[Records from a data collection]
----------------------------------------
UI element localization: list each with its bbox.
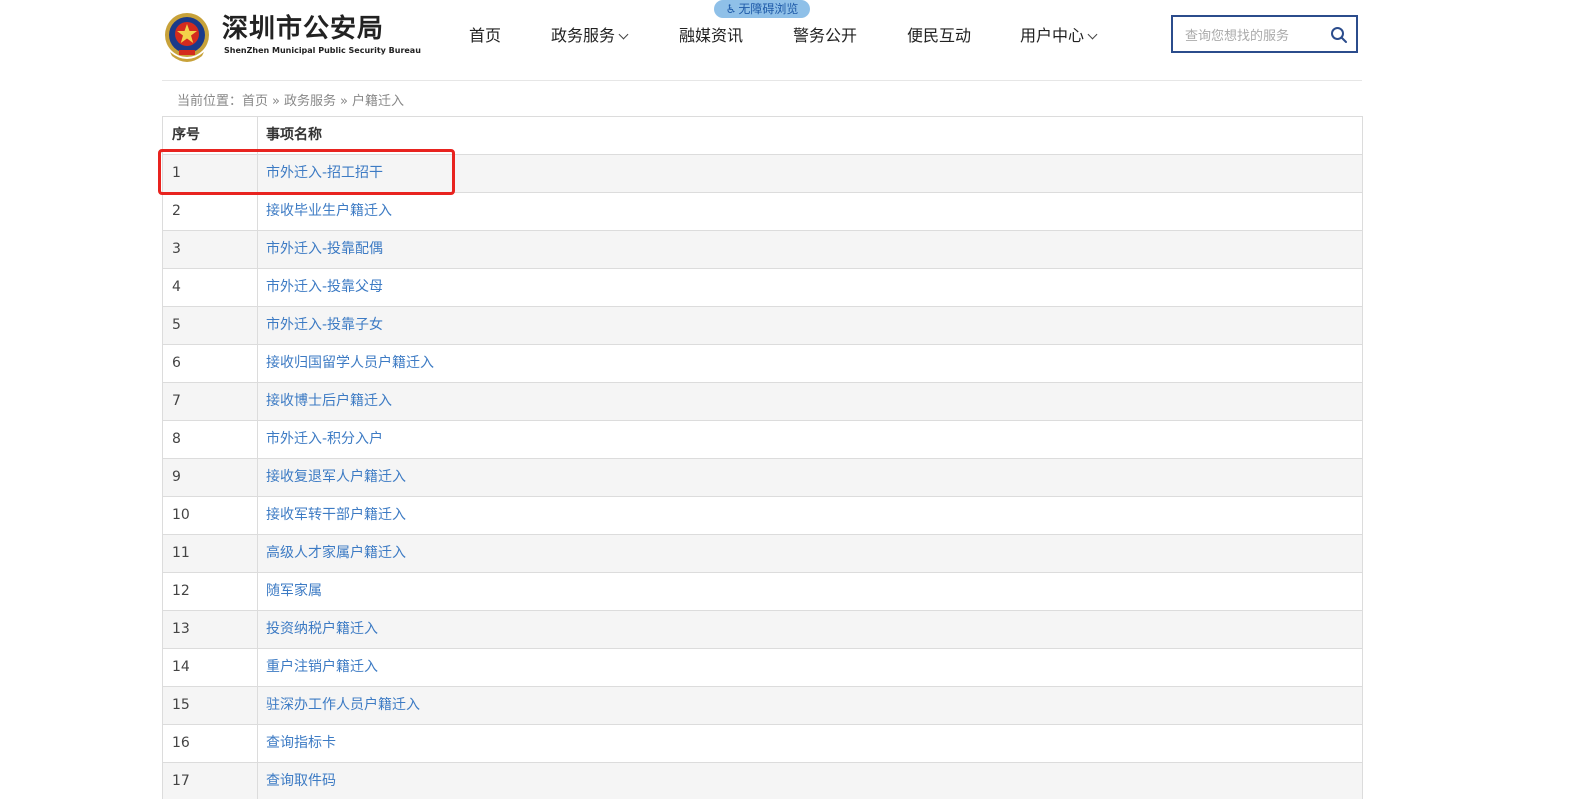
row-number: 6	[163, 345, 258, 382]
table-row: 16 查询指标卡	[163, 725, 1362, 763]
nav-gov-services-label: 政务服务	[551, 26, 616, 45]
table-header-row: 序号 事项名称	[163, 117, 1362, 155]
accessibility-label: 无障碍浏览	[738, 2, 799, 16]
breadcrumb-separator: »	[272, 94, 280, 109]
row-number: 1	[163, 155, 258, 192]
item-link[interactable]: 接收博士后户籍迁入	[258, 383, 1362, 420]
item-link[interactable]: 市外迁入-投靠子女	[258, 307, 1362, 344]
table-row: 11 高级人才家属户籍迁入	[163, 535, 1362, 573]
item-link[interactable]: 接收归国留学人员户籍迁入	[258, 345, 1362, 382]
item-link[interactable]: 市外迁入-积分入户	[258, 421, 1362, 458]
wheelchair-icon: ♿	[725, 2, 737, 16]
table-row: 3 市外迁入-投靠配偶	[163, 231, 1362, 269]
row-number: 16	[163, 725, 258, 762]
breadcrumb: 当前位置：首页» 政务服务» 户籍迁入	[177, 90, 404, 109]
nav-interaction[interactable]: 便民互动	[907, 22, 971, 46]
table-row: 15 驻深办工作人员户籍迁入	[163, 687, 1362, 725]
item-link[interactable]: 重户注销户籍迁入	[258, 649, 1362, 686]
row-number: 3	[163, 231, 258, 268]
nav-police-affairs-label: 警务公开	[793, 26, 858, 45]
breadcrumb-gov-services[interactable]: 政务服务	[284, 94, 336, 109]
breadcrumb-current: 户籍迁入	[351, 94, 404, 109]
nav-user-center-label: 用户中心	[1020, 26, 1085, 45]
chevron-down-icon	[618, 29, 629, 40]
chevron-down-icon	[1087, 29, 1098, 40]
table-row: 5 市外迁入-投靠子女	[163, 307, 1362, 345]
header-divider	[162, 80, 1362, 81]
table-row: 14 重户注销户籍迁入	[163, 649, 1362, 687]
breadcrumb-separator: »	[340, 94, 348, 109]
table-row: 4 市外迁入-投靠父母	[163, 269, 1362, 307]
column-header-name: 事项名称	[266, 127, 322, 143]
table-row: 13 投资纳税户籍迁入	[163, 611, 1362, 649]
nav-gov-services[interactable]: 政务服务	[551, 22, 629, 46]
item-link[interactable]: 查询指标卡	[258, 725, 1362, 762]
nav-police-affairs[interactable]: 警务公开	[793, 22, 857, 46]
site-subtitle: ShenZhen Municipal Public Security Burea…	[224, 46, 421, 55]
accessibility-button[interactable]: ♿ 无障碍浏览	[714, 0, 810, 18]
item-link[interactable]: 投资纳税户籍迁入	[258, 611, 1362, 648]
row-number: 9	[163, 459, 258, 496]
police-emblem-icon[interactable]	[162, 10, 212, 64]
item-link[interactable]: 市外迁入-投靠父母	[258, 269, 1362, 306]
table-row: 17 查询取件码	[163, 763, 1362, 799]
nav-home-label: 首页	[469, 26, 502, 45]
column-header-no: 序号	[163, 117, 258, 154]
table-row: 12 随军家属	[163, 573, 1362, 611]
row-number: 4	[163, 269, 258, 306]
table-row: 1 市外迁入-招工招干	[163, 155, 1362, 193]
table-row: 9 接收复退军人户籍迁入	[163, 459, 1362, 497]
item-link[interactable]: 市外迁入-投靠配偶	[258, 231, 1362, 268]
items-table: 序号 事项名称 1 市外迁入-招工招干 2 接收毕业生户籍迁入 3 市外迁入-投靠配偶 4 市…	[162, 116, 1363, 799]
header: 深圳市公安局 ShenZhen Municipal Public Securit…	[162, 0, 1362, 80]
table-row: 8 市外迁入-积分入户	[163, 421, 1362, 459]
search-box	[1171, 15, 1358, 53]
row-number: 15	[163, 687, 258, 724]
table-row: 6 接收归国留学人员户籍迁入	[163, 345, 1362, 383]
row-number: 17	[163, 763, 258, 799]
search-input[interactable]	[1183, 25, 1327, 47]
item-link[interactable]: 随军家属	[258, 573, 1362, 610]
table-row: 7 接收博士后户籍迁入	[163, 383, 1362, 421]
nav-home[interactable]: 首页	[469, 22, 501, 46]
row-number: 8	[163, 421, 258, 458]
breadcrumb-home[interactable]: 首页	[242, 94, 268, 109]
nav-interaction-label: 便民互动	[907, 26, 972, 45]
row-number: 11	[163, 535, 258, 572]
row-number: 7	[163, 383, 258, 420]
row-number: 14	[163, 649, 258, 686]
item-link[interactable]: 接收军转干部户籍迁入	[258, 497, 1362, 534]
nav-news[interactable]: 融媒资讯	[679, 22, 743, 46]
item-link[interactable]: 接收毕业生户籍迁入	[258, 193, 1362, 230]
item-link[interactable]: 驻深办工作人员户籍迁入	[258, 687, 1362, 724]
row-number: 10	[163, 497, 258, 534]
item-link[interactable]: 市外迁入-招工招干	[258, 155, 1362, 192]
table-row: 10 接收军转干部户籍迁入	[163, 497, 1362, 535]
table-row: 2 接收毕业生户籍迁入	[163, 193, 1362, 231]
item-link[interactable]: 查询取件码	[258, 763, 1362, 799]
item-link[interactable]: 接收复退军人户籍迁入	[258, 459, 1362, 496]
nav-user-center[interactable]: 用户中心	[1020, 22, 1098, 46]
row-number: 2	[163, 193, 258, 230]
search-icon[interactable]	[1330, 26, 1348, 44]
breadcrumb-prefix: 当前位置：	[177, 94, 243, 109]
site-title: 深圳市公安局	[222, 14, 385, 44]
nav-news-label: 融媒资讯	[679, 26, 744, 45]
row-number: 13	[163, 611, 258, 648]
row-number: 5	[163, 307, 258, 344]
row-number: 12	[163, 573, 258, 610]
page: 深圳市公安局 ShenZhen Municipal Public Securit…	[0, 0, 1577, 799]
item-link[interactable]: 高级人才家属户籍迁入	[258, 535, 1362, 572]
----------------------------------------
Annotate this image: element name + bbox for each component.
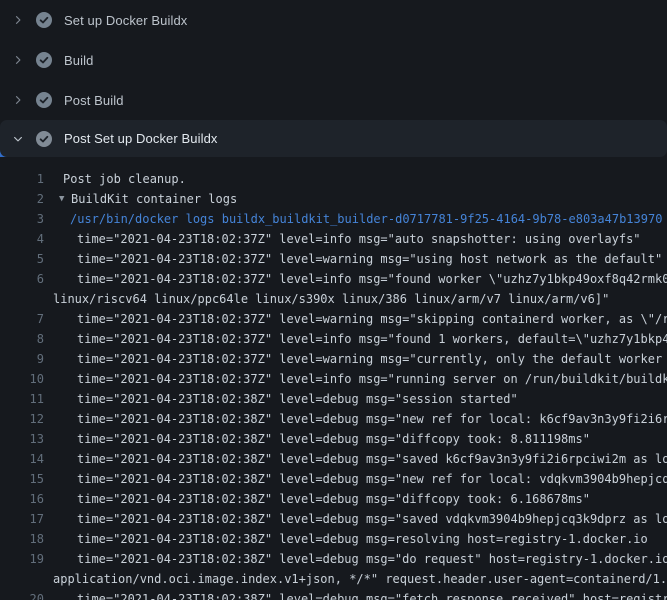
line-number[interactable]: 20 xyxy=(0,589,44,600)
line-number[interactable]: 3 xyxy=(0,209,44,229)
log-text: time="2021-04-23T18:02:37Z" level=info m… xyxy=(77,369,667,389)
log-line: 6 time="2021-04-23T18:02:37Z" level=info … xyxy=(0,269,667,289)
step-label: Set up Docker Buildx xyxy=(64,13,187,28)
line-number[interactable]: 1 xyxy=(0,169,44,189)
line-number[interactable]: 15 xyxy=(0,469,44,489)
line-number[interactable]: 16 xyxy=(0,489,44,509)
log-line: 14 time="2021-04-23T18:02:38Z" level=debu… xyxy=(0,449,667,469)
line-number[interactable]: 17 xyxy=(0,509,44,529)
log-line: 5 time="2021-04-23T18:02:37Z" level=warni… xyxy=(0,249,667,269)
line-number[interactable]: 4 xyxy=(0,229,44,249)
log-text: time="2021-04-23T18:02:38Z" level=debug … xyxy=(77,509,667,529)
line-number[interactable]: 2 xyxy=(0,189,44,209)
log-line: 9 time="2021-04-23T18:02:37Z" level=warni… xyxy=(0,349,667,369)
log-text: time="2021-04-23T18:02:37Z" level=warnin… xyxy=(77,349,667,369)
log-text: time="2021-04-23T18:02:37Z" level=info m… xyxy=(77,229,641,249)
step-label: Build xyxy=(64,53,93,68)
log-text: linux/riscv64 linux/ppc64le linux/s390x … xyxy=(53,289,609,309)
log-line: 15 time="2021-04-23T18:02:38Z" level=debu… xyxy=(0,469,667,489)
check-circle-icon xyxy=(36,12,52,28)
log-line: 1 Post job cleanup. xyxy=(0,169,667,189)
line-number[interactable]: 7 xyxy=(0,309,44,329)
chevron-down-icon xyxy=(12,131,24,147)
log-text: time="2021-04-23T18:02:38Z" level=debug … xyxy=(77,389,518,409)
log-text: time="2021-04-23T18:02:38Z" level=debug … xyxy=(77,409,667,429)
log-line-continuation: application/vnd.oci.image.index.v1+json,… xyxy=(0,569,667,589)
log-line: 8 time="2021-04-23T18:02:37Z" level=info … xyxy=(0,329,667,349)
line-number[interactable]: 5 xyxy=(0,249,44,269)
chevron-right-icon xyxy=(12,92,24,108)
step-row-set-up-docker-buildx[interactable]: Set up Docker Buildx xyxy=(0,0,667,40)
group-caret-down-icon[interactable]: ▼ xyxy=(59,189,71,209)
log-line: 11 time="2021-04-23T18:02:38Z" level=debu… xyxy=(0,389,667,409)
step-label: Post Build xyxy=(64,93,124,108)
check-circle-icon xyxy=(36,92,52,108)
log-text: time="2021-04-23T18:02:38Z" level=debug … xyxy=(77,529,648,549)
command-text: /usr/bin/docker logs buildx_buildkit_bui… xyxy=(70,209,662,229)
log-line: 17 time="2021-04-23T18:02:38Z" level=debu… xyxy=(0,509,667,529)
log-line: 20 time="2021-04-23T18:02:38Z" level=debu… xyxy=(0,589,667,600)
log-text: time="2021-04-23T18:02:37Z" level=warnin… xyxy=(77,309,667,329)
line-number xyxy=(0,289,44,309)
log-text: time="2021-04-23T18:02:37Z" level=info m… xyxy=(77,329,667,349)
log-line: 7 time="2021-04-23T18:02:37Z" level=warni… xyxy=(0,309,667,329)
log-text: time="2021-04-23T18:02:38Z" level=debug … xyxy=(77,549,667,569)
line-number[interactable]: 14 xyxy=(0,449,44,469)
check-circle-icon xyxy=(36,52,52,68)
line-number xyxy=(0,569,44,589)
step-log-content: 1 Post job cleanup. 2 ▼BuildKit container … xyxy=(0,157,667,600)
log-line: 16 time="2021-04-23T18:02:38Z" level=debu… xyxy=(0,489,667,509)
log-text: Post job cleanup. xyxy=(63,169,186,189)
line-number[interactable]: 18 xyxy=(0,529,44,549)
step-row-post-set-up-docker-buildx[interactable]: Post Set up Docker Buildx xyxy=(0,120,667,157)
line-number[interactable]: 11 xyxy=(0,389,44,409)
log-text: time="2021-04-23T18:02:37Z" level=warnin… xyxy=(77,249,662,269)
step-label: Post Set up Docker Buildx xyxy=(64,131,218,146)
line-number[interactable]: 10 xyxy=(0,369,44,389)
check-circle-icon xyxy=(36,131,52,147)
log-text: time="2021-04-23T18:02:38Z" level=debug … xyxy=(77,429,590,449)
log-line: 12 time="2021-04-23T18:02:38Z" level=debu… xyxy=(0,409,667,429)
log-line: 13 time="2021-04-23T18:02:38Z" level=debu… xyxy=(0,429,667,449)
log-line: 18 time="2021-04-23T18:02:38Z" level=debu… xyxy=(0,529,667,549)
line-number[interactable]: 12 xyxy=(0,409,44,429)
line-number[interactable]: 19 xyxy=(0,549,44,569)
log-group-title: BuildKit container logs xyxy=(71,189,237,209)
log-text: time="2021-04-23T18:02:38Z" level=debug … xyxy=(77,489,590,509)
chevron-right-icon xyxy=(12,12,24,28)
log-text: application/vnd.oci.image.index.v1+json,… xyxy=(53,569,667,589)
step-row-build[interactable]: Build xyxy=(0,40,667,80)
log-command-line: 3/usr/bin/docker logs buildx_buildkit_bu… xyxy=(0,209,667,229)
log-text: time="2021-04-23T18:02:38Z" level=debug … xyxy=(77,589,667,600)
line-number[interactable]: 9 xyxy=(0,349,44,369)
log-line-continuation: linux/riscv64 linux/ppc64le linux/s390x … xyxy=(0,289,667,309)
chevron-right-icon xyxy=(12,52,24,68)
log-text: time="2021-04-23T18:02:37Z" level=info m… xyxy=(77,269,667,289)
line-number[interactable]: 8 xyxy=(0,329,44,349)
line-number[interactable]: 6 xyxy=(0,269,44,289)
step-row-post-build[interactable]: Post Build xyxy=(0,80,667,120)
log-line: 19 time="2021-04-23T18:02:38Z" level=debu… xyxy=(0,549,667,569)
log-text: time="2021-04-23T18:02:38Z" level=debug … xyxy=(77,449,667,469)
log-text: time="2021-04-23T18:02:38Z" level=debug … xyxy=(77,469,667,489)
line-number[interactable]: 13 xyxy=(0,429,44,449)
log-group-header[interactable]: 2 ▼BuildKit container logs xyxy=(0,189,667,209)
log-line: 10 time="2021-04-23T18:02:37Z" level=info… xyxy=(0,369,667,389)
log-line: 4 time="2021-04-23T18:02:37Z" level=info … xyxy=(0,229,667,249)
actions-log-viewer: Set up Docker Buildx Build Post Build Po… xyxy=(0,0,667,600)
----------------------------------------
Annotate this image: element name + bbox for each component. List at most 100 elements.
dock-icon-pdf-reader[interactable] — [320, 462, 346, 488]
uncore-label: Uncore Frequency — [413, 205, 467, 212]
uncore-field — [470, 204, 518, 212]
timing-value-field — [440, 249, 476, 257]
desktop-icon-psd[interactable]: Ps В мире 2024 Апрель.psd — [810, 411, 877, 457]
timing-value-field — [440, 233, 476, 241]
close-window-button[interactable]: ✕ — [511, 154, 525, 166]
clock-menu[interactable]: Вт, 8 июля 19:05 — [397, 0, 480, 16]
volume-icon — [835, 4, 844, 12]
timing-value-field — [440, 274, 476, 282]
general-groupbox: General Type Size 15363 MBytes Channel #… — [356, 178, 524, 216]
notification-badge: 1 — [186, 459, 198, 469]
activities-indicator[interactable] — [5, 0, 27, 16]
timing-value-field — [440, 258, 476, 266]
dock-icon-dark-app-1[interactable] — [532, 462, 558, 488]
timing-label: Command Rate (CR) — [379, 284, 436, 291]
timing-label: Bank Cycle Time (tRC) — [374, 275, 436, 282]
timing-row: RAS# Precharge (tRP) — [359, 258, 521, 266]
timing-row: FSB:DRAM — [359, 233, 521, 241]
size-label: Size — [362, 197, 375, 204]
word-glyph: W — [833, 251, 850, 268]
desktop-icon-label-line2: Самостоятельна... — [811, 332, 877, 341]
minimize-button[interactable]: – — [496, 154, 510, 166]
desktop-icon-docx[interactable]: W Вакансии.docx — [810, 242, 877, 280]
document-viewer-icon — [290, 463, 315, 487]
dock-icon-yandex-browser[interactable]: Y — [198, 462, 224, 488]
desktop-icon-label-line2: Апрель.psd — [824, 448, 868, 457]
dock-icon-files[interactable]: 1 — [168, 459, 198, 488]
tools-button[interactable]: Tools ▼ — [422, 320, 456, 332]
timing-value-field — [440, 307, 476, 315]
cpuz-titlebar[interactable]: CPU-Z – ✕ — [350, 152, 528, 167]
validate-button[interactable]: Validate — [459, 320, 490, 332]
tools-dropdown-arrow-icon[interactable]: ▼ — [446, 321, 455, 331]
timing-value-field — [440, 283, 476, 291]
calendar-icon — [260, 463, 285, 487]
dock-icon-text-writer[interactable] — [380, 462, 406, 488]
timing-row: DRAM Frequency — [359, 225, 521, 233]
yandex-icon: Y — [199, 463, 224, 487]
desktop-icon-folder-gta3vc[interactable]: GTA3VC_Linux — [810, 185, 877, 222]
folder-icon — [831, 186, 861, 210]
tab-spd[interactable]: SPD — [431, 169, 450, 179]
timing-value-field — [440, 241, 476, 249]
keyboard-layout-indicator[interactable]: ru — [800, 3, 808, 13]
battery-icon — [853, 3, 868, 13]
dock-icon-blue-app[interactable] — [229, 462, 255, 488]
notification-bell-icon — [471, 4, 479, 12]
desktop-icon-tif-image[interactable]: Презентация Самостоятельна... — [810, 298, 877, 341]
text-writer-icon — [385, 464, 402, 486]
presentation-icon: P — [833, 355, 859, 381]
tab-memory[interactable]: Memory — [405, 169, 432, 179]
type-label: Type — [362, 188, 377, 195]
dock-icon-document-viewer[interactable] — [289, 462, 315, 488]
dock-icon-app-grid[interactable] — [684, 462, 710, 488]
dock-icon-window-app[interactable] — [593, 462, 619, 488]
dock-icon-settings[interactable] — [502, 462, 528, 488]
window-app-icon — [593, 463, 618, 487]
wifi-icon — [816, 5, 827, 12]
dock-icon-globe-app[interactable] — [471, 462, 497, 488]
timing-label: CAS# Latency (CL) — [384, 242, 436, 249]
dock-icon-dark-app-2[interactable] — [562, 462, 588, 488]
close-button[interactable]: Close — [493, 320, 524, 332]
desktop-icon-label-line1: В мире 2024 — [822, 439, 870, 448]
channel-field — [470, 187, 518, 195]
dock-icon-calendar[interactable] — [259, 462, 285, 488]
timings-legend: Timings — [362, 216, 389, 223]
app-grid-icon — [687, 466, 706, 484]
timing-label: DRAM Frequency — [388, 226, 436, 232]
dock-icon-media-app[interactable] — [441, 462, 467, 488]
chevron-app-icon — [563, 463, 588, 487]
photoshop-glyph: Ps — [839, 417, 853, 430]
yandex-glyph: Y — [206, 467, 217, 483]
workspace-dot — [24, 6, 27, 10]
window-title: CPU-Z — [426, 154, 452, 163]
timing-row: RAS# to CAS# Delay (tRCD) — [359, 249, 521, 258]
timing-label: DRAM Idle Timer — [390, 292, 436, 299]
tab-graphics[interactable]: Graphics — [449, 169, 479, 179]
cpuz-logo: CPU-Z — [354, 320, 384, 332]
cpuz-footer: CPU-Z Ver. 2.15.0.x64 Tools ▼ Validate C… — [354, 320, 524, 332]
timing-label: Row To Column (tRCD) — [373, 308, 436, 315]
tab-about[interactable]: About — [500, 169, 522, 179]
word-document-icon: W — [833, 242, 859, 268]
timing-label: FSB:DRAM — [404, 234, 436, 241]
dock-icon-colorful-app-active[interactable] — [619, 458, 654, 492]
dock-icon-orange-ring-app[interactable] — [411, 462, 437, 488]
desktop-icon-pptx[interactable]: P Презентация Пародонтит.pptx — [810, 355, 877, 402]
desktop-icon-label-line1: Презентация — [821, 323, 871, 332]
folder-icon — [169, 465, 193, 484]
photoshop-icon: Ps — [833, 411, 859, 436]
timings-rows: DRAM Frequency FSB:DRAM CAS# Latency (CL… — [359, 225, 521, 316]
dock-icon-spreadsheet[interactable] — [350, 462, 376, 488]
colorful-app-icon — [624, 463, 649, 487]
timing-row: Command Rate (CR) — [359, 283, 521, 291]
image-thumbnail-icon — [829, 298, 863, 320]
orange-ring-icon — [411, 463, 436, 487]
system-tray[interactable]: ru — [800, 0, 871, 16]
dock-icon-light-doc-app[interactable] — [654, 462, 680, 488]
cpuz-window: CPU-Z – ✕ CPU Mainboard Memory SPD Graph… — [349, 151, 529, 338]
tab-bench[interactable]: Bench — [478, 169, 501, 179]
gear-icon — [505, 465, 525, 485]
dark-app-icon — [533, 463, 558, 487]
----------------------------------------
Render the lines between the one holding "345, 258, 382]" and the one holding "94, 404, 109]", inclusive, as a Markdown table with the columns No. and Line. Give each line's row number under No., and leave out any blank lines.

TASK ANSWER:
| No. | Line |
|---|---|
| 1 | row-number: 6	[163, 345, 258, 382] |
| 2 | table-row: 16 查询指标卡	[163, 725, 1362, 763] |
| 3 | nav-gov-services-label: 政务服务	[551, 26, 616, 45] |
| 4 | table-header-row: 序号 事项名称	[163, 117, 1362, 155] |
| 5 | accessibility-label: 无障碍浏览	[738, 2, 799, 16] |
| 6 | breadcrumb-separator: »	[272, 94, 280, 109] |
| 7 | row-number: 1	[163, 155, 258, 192] |
| 8 | item-link[interactable]: 接收博士后户籍迁入	[258, 383, 1362, 420] |
| 9 | item-link[interactable]: 市外迁入-投靠子女	[258, 307, 1362, 344] |
| 10 | table-row: 11 高级人才家属户籍迁入	[163, 535, 1362, 573] |
| 11 | item-link[interactable]: 接收归国留学人员户籍迁入	[258, 345, 1362, 382] |
| 12 | item-link[interactable]: 市外迁入-积分入户	[258, 421, 1362, 458] |
| 13 | wheelchair-icon: ♿	[725, 2, 737, 16] |
| 14 | table-row: 3 市外迁入-投靠配偶	[163, 231, 1362, 269] |
| 15 | row-number: 16	[163, 725, 258, 762] |
| 16 | breadcrumb: 当前位置：首页» 政务服务» 户籍迁入	[177, 90, 404, 109] |
| 17 | nav-interaction[interactable]: 便民互动	[907, 22, 971, 46] |
| 18 | table-row: 15 驻深办工作人员户籍迁入	[163, 687, 1362, 725] |
| 19 | item-link[interactable]: 重户注销户籍迁入	[258, 649, 1362, 686] |
| 20 | row-number: 3	[163, 231, 258, 268] |
| 21 | nav-police-affairs-label: 警务公开	[793, 26, 858, 45] |
| 22 | breadcrumb-gov-services[interactable]: 政务服务	[284, 94, 336, 109] |
| 23 | breadcrumb-current: 户籍迁入	[351, 94, 404, 109] |